Collected data
▬▬▬▬▬▬▬▬▬▬

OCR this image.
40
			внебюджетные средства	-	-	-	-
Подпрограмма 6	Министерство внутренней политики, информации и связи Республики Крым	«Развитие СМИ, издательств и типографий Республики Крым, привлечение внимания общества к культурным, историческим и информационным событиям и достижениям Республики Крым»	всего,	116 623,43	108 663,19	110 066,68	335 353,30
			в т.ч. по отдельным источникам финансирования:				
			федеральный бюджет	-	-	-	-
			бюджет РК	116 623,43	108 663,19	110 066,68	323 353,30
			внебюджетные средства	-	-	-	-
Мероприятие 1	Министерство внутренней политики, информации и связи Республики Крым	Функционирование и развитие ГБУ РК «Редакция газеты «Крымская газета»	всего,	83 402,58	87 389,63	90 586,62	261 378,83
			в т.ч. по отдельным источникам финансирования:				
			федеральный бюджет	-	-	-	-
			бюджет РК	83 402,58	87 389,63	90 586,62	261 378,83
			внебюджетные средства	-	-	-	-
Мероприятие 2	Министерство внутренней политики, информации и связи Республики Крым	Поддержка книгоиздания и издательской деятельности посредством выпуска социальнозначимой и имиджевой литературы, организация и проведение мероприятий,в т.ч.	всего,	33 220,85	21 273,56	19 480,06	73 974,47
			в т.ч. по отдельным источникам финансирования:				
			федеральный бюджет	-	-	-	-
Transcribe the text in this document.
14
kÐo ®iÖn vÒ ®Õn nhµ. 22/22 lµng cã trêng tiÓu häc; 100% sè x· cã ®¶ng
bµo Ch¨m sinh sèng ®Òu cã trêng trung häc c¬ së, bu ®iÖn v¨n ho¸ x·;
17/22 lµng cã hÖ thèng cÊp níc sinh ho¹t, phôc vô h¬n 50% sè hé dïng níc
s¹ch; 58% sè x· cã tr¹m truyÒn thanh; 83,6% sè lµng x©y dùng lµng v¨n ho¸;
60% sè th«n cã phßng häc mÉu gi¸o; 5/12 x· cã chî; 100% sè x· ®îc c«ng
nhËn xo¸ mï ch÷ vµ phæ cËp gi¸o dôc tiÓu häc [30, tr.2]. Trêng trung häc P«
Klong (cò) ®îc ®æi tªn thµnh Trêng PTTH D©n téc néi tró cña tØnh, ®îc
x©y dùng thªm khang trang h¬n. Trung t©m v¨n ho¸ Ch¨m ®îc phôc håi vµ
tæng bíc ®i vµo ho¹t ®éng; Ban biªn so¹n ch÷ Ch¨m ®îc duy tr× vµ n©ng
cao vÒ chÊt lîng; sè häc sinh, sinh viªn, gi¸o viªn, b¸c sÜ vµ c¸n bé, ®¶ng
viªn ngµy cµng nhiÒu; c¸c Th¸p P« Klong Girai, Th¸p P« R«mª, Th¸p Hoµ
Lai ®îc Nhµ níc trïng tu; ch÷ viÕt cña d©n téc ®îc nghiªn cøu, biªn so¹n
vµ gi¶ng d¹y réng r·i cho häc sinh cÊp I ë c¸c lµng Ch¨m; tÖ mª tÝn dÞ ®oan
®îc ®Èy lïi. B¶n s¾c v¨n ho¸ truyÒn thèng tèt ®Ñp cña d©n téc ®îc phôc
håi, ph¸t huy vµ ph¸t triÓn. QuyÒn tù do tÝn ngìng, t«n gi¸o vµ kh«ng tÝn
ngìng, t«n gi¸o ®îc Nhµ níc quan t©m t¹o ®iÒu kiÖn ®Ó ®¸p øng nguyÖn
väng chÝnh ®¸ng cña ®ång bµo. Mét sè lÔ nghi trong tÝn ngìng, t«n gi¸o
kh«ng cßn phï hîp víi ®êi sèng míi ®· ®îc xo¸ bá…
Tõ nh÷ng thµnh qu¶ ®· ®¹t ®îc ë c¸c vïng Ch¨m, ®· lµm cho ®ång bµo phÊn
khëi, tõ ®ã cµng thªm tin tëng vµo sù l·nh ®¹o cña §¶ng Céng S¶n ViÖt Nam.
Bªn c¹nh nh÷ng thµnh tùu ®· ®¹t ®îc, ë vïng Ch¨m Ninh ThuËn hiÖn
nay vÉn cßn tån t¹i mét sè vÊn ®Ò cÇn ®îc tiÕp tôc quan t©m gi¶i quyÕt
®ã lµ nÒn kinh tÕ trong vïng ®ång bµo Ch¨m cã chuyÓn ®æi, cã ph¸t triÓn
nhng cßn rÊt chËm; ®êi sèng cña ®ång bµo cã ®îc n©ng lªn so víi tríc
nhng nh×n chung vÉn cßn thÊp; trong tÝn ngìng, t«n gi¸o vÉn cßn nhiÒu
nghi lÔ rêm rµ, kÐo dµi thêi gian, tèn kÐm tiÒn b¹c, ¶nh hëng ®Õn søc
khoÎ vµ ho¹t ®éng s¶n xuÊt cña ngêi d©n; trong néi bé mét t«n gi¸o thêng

▬▬▬▬▬▬▬▬▬▬

◆ **TO DO**: Write out the entries in full, exactly as given.

◆ **REPLY**:
OCR this image.
40
			внебюджетные средства	-	-	-	-
Подпрограмма 6	Министерство внутренней политики, информации и связи Республики Крым	«Развитие СМИ, издательств и типографий Республики Крым, привлечение внимания общества к культурным, историческим и информационным событиям и достижениям Республики Крым»	всего,	116 623,43	108 663,19	110 066,68	335 353,30
			в т.ч. по отдельным источникам финансирования:				
			федеральный бюджет	-	-	-	-
			бюджет РК	116 623,43	108 663,19	110 066,68	323 353,30
			внебюджетные средства	-	-	-	-
Мероприятие 1	Министерство внутренней политики, информации и связи Республики Крым	Функционирование и развитие ГБУ РК «Редакция газеты «Крымская газета»	всего,	83 402,58	87 389,63	90 586,62	261 378,83
			в т.ч. по отдельным источникам финансирования:				
			федеральный бюджет	-	-	-	-
			бюджет РК	83 402,58	87 389,63	90 586,62	261 378,83
			внебюджетные средства	-	-	-	-
Мероприятие 2	Министерство внутренней политики, информации и связи Республики Крым	Поддержка книгоиздания и издательской деятельности посредством выпуска социальнозначимой и имиджевой литературы, организация и проведение мероприятий,в т.ч.	всего,	33 220,85	21 273,56	19 480,06	73 974,47
			в т.ч. по отдельным источникам финансирования:				
			федеральный бюджет	-	-	-	-
Transcribe the text in this document.
14
kÐo ®iÖn vÒ ®Õn nhµ. 22/22 lµng cã trêng tiÓu häc; 100% sè x· cã ®¶ng
bµo Ch¨m sinh sèng ®Òu cã trêng trung häc c¬ së, bu ®iÖn v¨n ho¸ x·;
17/22 lµng cã hÖ thèng cÊp níc sinh ho¹t, phôc vô h¬n 50% sè hé dïng níc
s¹ch; 58% sè x· cã tr¹m truyÒn thanh; 83,6% sè lµng x©y dùng lµng v¨n ho¸;
60% sè th«n cã phßng häc mÉu gi¸o; 5/12 x· cã chî; 100% sè x· ®îc c«ng
nhËn xo¸ mï ch÷ vµ phæ cËp gi¸o dôc tiÓu häc [30, tr.2]. Trêng trung häc P«
Klong (cò) ®îc ®æi tªn thµnh Trêng PTTH D©n téc néi tró cña tØnh, ®îc
x©y dùng thªm khang trang h¬n. Trung t©m v¨n ho¸ Ch¨m ®îc phôc håi vµ
tæng bíc ®i vµo ho¹t ®éng; Ban biªn so¹n ch÷ Ch¨m ®îc duy tr× vµ n©ng
cao vÒ chÊt lîng; sè häc sinh, sinh viªn, gi¸o viªn, b¸c sÜ vµ c¸n bé, ®¶ng
viªn ngµy cµng nhiÒu; c¸c Th¸p P« Klong Girai, Th¸p P« R«mª, Th¸p Hoµ
Lai ®îc Nhµ níc trïng tu; ch÷ viÕt cña d©n téc ®îc nghiªn cøu, biªn so¹n
vµ gi¶ng d¹y réng r·i cho häc sinh cÊp I ë c¸c lµng Ch¨m; tÖ mª tÝn dÞ ®oan
®îc ®Èy lïi. B¶n s¾c v¨n ho¸ truyÒn thèng tèt ®Ñp cña d©n téc ®îc phôc
håi, ph¸t huy vµ ph¸t triÓn. QuyÒn tù do tÝn ngìng, t«n gi¸o vµ kh«ng tÝn
ngìng, t«n gi¸o ®îc Nhµ níc quan t©m t¹o ®iÒu kiÖn ®Ó ®¸p øng nguyÖn
väng chÝnh ®¸ng cña ®ång bµo. Mét sè lÔ nghi trong tÝn ngìng, t«n gi¸o
kh«ng cßn phï hîp víi ®êi sèng míi ®· ®îc xo¸ bá…
Tõ nh÷ng thµnh qu¶ ®· ®¹t ®îc ë c¸c vïng Ch¨m, ®· lµm cho ®ång bµo phÊn
khëi, tõ ®ã cµng thªm tin tëng vµo sù l·nh ®¹o cña §¶ng Céng S¶n ViÖt Nam.
Bªn c¹nh nh÷ng thµnh tùu ®· ®¹t ®îc, ë vïng Ch¨m Ninh ThuËn hiÖn
nay vÉn cßn tån t¹i mét sè vÊn ®Ò cÇn ®îc tiÕp tôc quan t©m gi¶i quyÕt
®ã lµ nÒn kinh tÕ trong vïng ®ång bµo Ch¨m cã chuyÓn ®æi, cã ph¸t triÓn
nhng cßn rÊt chËm; ®êi sèng cña ®ång bµo cã ®îc n©ng lªn so víi tríc
nhng nh×n chung vÉn cßn thÊp; trong tÝn ngìng, t«n gi¸o vÉn cßn nhiÒu
nghi lÔ rêm rµ, kÐo dµi thêi gian, tèn kÐm tiÒn b¹c, ¶nh hëng ®Õn søc
khoÎ vµ ho¹t ®éng s¶n xuÊt cña ngêi d©n; trong néi bé mét t«n gi¸o thêng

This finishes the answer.